::: Input data

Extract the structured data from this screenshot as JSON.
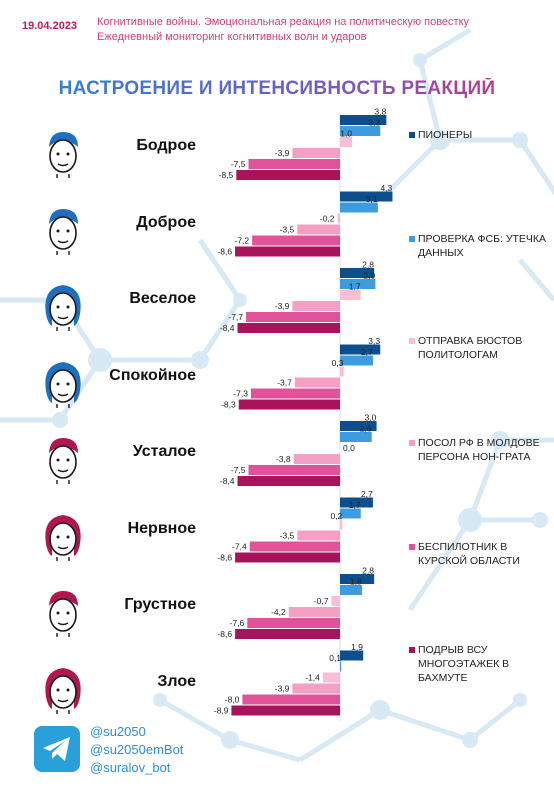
{
  "header": {
    "date": "19.04.2023",
    "line1": "Когнитивные войны. Эмоциональная реакция на политическую повестку",
    "line2": "Ежедневный мониторинг когнитивных волн и ударов"
  },
  "colors": {
    "series": [
      "#0d4f8c",
      "#3d9be0",
      "#f7bed8",
      "#f4a0c5",
      "#e0539a",
      "#a8135b"
    ]
  },
  "chart_data": {
    "type": "bar",
    "title": "НАСТРОЕНИЕ И ИНТЕНСИВНОСТЬ РЕАКЦИЙ",
    "categories": [
      "Бодрое",
      "Доброе",
      "Веселое",
      "Спокойное",
      "Усталое",
      "Нервное",
      "Грустное",
      "Злое"
    ],
    "series": [
      {
        "name": "Пионеры",
        "values": [
          3.8,
          4.3,
          2.8,
          3.3,
          3.0,
          2.7,
          2.8,
          1.9
        ]
      },
      {
        "name": "Проверка ФСБ: утечка данных",
        "values": [
          3.3,
          3.1,
          2.9,
          2.7,
          2.6,
          1.7,
          1.8,
          0.1
        ]
      },
      {
        "name": "Отправка бюстов политологам",
        "values": [
          1.0,
          -0.2,
          1.7,
          0.3,
          0.0,
          0.2,
          -0.7,
          -1.4
        ]
      },
      {
        "name": "Посол РФ в Молдове персона нон-грата",
        "values": [
          -3.9,
          -3.5,
          -3.9,
          -3.7,
          -3.8,
          -3.5,
          -4.2,
          -3.9
        ]
      },
      {
        "name": "Беспилотник в Курской области",
        "values": [
          -7.5,
          -7.2,
          -7.7,
          -7.3,
          -7.5,
          -7.4,
          -7.6,
          -8.0
        ]
      },
      {
        "name": "Подрыв ВСУ многоэтажек в Бахмуте",
        "values": [
          -8.5,
          -8.6,
          -8.4,
          -8.3,
          -8.4,
          -8.6,
          -8.6,
          -8.9
        ]
      }
    ],
    "orientation": "horizontal",
    "xlim": [
      -9,
      5
    ],
    "legend_position": "right"
  },
  "faces": [
    "blue-boy",
    "blue-boy",
    "blue-girl",
    "blue-girl",
    "red-boy",
    "red-girl",
    "red-boy",
    "red-girl"
  ],
  "footer": {
    "icon": "telegram-icon",
    "handles": [
      "@su2050",
      "@su2050emBot",
      "@suralov_bot"
    ]
  }
}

::::::

### The problem
Transcribe the full listing character for character. Pictures are excluded.

### Solution below
Extract the structured data from this screenshot as JSON.
{
  "header": {
    "date": "19.04.2023",
    "line1": "Когнитивные войны. Эмоциональная реакция на политическую повестку",
    "line2": "Ежедневный мониторинг когнитивных волн и ударов"
  },
  "colors": {
    "series": [
      "#0d4f8c",
      "#3d9be0",
      "#f7bed8",
      "#f4a0c5",
      "#e0539a",
      "#a8135b"
    ]
  },
  "chart_data": {
    "type": "bar",
    "title": "НАСТРОЕНИЕ И ИНТЕНСИВНОСТЬ РЕАКЦИЙ",
    "categories": [
      "Бодрое",
      "Доброе",
      "Веселое",
      "Спокойное",
      "Усталое",
      "Нервное",
      "Грустное",
      "Злое"
    ],
    "series": [
      {
        "name": "Пионеры",
        "values": [
          3.8,
          4.3,
          2.8,
          3.3,
          3.0,
          2.7,
          2.8,
          1.9
        ]
      },
      {
        "name": "Проверка ФСБ: утечка данных",
        "values": [
          3.3,
          3.1,
          2.9,
          2.7,
          2.6,
          1.7,
          1.8,
          0.1
        ]
      },
      {
        "name": "Отправка бюстов политологам",
        "values": [
          1.0,
          -0.2,
          1.7,
          0.3,
          0.0,
          0.2,
          -0.7,
          -1.4
        ]
      },
      {
        "name": "Посол РФ в Молдове персона нон-грата",
        "values": [
          -3.9,
          -3.5,
          -3.9,
          -3.7,
          -3.8,
          -3.5,
          -4.2,
          -3.9
        ]
      },
      {
        "name": "Беспилотник в Курской области",
        "values": [
          -7.5,
          -7.2,
          -7.7,
          -7.3,
          -7.5,
          -7.4,
          -7.6,
          -8.0
        ]
      },
      {
        "name": "Подрыв ВСУ многоэтажек в Бахмуте",
        "values": [
          -8.5,
          -8.6,
          -8.4,
          -8.3,
          -8.4,
          -8.6,
          -8.6,
          -8.9
        ]
      }
    ],
    "orientation": "horizontal",
    "xlim": [
      -9,
      5
    ],
    "legend_position": "right"
  },
  "faces": [
    "blue-boy",
    "blue-boy",
    "blue-girl",
    "blue-girl",
    "red-boy",
    "red-girl",
    "red-boy",
    "red-girl"
  ],
  "footer": {
    "icon": "telegram-icon",
    "handles": [
      "@su2050",
      "@su2050emBot",
      "@suralov_bot"
    ]
  }
}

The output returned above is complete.